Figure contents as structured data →
_ _ _ _ _ _ _

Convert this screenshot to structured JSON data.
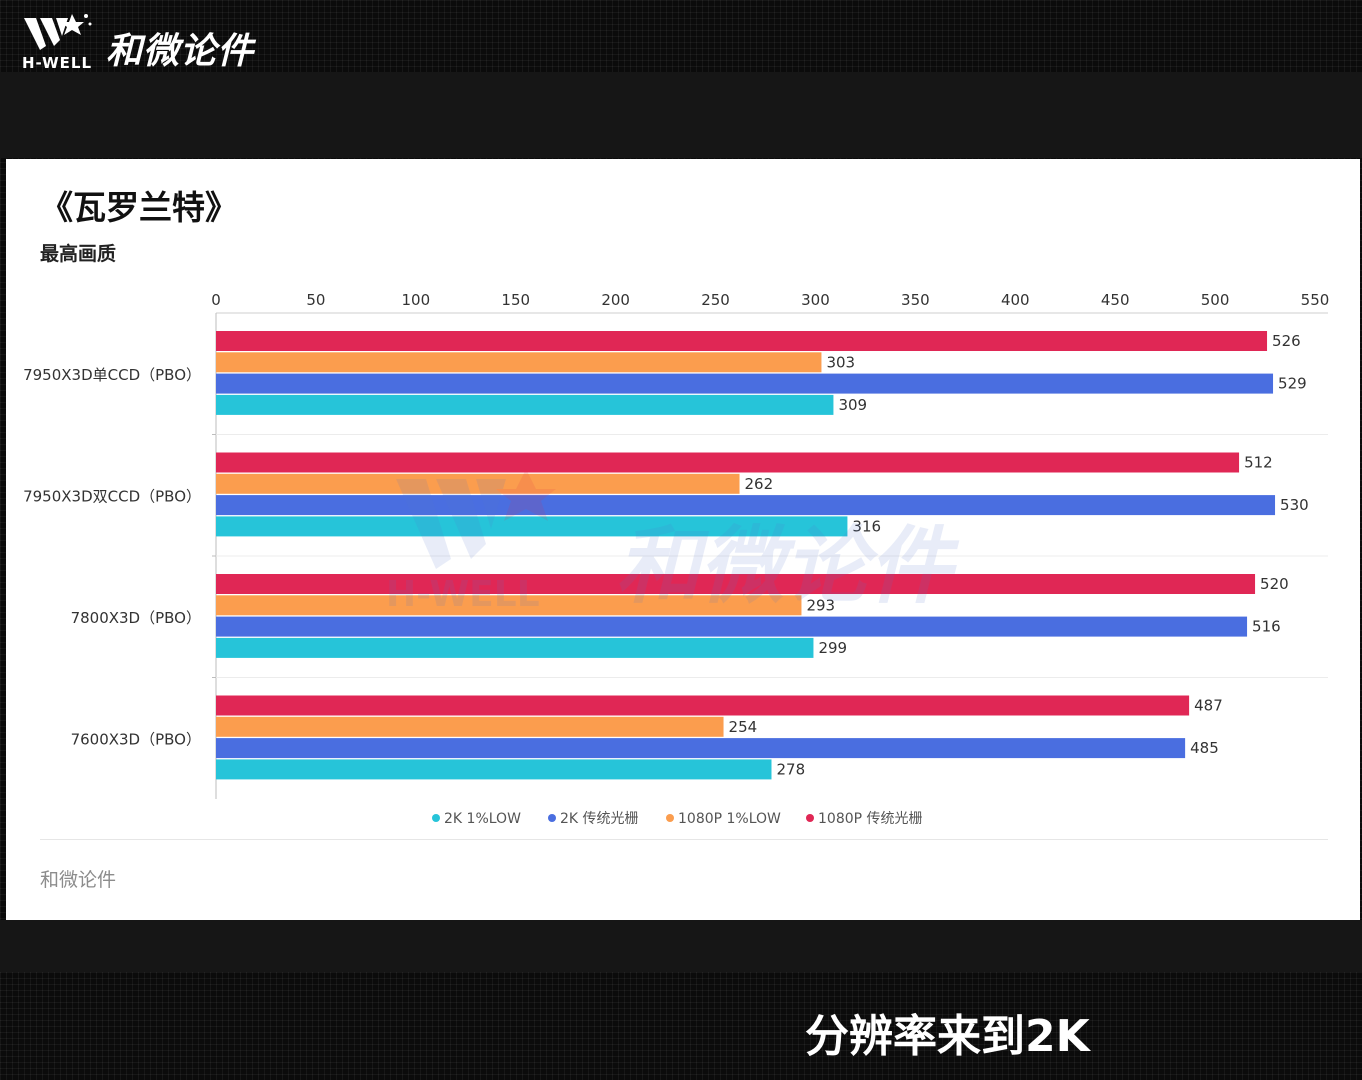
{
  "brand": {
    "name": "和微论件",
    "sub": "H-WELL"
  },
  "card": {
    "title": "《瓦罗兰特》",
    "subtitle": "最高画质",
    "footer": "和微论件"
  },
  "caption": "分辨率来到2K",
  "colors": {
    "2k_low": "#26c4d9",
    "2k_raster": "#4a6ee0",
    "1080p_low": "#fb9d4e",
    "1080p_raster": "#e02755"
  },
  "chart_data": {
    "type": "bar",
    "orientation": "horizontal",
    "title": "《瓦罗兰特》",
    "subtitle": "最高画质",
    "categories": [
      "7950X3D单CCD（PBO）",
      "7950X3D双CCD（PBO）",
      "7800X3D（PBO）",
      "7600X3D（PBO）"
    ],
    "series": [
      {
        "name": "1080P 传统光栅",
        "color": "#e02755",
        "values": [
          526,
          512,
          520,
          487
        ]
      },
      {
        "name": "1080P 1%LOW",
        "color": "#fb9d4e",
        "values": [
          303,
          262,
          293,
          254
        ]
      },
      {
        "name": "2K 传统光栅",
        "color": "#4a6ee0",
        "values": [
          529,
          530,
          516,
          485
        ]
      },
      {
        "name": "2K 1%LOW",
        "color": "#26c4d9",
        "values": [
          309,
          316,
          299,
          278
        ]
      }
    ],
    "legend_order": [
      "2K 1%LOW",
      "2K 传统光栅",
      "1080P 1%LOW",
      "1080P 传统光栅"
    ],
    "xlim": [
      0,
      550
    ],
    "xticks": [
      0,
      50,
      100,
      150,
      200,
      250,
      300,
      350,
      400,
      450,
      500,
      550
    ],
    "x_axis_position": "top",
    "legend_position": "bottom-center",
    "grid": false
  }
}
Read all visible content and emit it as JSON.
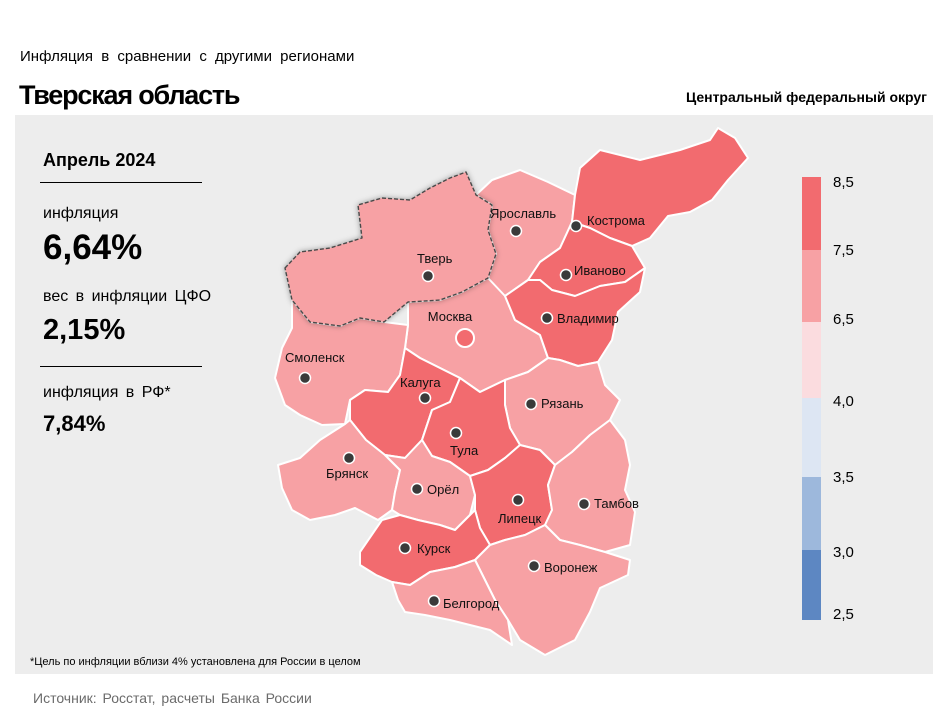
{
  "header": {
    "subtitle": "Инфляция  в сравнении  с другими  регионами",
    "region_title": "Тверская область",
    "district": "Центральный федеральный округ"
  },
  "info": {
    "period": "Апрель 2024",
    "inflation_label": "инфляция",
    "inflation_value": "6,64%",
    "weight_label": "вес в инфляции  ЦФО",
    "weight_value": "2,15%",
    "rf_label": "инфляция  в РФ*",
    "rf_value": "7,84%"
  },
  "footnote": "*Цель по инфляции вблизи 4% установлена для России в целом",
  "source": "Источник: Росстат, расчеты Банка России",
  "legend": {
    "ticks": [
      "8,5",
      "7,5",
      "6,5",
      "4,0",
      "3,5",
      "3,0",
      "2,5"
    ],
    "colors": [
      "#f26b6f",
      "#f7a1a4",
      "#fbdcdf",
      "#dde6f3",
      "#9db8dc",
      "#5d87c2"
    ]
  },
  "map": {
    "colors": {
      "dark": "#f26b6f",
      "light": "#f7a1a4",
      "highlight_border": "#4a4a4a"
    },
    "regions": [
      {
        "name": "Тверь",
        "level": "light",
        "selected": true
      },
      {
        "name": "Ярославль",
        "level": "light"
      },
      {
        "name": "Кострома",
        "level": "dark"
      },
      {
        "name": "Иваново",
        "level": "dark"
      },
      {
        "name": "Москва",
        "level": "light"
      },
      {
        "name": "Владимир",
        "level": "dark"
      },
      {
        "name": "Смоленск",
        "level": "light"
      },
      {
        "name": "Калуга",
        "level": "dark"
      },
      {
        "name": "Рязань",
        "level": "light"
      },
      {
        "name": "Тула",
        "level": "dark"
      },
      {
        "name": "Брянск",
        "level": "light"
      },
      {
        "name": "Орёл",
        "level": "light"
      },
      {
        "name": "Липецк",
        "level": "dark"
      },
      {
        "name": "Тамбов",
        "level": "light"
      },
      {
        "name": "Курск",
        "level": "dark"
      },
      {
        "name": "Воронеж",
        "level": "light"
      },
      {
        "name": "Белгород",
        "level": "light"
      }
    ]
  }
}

_ _ _ _ _ _ _

STATED TASK → Say how many lines of the data include the word "JSON". Nothing other than the number should be given.

THE COMPLETED TASK → 2